Requirement - Every record must be written out once more, with nothing added or omitted.

## Start Information shown

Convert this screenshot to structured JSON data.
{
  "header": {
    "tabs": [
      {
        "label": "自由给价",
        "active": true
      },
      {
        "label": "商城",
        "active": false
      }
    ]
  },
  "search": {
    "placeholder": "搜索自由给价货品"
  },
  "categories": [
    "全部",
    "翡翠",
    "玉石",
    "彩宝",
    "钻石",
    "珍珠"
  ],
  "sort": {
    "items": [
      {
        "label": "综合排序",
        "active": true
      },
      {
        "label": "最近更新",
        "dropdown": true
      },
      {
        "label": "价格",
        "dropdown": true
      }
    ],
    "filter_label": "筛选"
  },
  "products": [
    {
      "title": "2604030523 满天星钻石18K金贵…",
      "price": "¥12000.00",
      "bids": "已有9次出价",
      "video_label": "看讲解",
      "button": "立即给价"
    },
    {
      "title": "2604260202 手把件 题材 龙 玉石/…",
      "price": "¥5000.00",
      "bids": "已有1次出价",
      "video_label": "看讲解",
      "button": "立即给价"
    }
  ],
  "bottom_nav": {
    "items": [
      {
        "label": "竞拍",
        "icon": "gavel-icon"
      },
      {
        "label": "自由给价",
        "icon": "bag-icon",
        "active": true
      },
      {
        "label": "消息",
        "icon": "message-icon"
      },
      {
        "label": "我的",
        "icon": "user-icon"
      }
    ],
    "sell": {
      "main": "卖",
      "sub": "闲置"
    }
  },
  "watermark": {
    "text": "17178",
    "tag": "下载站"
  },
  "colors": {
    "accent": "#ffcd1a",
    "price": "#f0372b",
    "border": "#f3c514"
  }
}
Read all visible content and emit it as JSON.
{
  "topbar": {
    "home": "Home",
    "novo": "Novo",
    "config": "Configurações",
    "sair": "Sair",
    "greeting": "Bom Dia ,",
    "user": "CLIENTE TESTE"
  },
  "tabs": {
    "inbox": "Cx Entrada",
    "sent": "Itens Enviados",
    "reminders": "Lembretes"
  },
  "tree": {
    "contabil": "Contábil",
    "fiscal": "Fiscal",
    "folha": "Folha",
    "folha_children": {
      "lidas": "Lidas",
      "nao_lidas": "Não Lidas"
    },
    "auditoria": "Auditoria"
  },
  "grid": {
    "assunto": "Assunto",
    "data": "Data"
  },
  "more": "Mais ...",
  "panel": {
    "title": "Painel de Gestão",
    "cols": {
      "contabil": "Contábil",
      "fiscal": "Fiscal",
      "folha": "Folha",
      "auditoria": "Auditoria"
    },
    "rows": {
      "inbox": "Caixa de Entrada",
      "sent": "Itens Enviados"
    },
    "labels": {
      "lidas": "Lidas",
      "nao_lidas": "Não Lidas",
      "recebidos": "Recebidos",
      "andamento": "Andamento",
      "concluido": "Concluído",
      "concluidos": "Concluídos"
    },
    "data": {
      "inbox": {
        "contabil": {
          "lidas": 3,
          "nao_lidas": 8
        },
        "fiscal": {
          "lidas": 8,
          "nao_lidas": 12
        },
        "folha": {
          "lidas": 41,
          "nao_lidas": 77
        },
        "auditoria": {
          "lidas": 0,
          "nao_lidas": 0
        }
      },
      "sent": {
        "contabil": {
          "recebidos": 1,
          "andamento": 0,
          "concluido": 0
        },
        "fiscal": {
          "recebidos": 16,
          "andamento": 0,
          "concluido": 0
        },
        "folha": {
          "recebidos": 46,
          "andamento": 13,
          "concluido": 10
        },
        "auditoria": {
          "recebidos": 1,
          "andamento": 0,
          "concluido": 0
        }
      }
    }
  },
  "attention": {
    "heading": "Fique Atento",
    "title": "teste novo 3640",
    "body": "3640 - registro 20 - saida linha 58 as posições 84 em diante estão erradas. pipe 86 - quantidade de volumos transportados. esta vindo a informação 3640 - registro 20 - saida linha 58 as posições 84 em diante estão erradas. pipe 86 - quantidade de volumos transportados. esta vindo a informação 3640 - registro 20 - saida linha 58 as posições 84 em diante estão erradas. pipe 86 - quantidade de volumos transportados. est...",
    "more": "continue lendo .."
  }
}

## End Information shown

Answer to the task -
Convert this screenshot to structured JSON data.
{
  "header": {
    "tabs": [
      {
        "label": "自由给价",
        "active": true
      },
      {
        "label": "商城",
        "active": false
      }
    ]
  },
  "search": {
    "placeholder": "搜索自由给价货品"
  },
  "categories": [
    "全部",
    "翡翠",
    "玉石",
    "彩宝",
    "钻石",
    "珍珠"
  ],
  "sort": {
    "items": [
      {
        "label": "综合排序",
        "active": true
      },
      {
        "label": "最近更新",
        "dropdown": true
      },
      {
        "label": "价格",
        "dropdown": true
      }
    ],
    "filter_label": "筛选"
  },
  "products": [
    {
      "title": "2604030523 满天星钻石18K金贵…",
      "price": "¥12000.00",
      "bids": "已有9次出价",
      "video_label": "看讲解",
      "button": "立即给价"
    },
    {
      "title": "2604260202 手把件 题材 龙 玉石/…",
      "price": "¥5000.00",
      "bids": "已有1次出价",
      "video_label": "看讲解",
      "button": "立即给价"
    }
  ],
  "bottom_nav": {
    "items": [
      {
        "label": "竞拍",
        "icon": "gavel-icon"
      },
      {
        "label": "自由给价",
        "icon": "bag-icon",
        "active": true
      },
      {
        "label": "消息",
        "icon": "message-icon"
      },
      {
        "label": "我的",
        "icon": "user-icon"
      }
    ],
    "sell": {
      "main": "卖",
      "sub": "闲置"
    }
  },
  "watermark": {
    "text": "17178",
    "tag": "下载站"
  },
  "colors": {
    "accent": "#ffcd1a",
    "price": "#f0372b",
    "border": "#f3c514"
  }
}
Read all visible content and emit it as JSON.
{
  "topbar": {
    "home": "Home",
    "novo": "Novo",
    "config": "Configurações",
    "sair": "Sair",
    "greeting": "Bom Dia ,",
    "user": "CLIENTE TESTE"
  },
  "tabs": {
    "inbox": "Cx Entrada",
    "sent": "Itens Enviados",
    "reminders": "Lembretes"
  },
  "tree": {
    "contabil": "Contábil",
    "fiscal": "Fiscal",
    "folha": "Folha",
    "folha_children": {
      "lidas": "Lidas",
      "nao_lidas": "Não Lidas"
    },
    "auditoria": "Auditoria"
  },
  "grid": {
    "assunto": "Assunto",
    "data": "Data"
  },
  "more": "Mais ...",
  "panel": {
    "title": "Painel de Gestão",
    "cols": {
      "contabil": "Contábil",
      "fiscal": "Fiscal",
      "folha": "Folha",
      "auditoria": "Auditoria"
    },
    "rows": {
      "inbox": "Caixa de Entrada",
      "sent": "Itens Enviados"
    },
    "labels": {
      "lidas": "Lidas",
      "nao_lidas": "Não Lidas",
      "recebidos": "Recebidos",
      "andamento": "Andamento",
      "concluido": "Concluído",
      "concluidos": "Concluídos"
    },
    "data": {
      "inbox": {
        "contabil": {
          "lidas": 3,
          "nao_lidas": 8
        },
        "fiscal": {
          "lidas": 8,
          "nao_lidas": 12
        },
        "folha": {
          "lidas": 41,
          "nao_lidas": 77
        },
        "auditoria": {
          "lidas": 0,
          "nao_lidas": 0
        }
      },
      "sent": {
        "contabil": {
          "recebidos": 1,
          "andamento": 0,
          "concluido": 0
        },
        "fiscal": {
          "recebidos": 16,
          "andamento": 0,
          "concluido": 0
        },
        "folha": {
          "recebidos": 46,
          "andamento": 13,
          "concluido": 10
        },
        "auditoria": {
          "recebidos": 1,
          "andamento": 0,
          "concluido": 0
        }
      }
    }
  },
  "attention": {
    "heading": "Fique Atento",
    "title": "teste novo 3640",
    "body": "3640 - registro 20 - saida linha 58 as posições 84 em diante estão erradas. pipe 86 - quantidade de volumos transportados. esta vindo a informação 3640 - registro 20 - saida linha 58 as posições 84 em diante estão erradas. pipe 86 - quantidade de volumos transportados. esta vindo a informação 3640 - registro 20 - saida linha 58 as posições 84 em diante estão erradas. pipe 86 - quantidade de volumos transportados. est...",
    "more": "continue lendo .."
  }
}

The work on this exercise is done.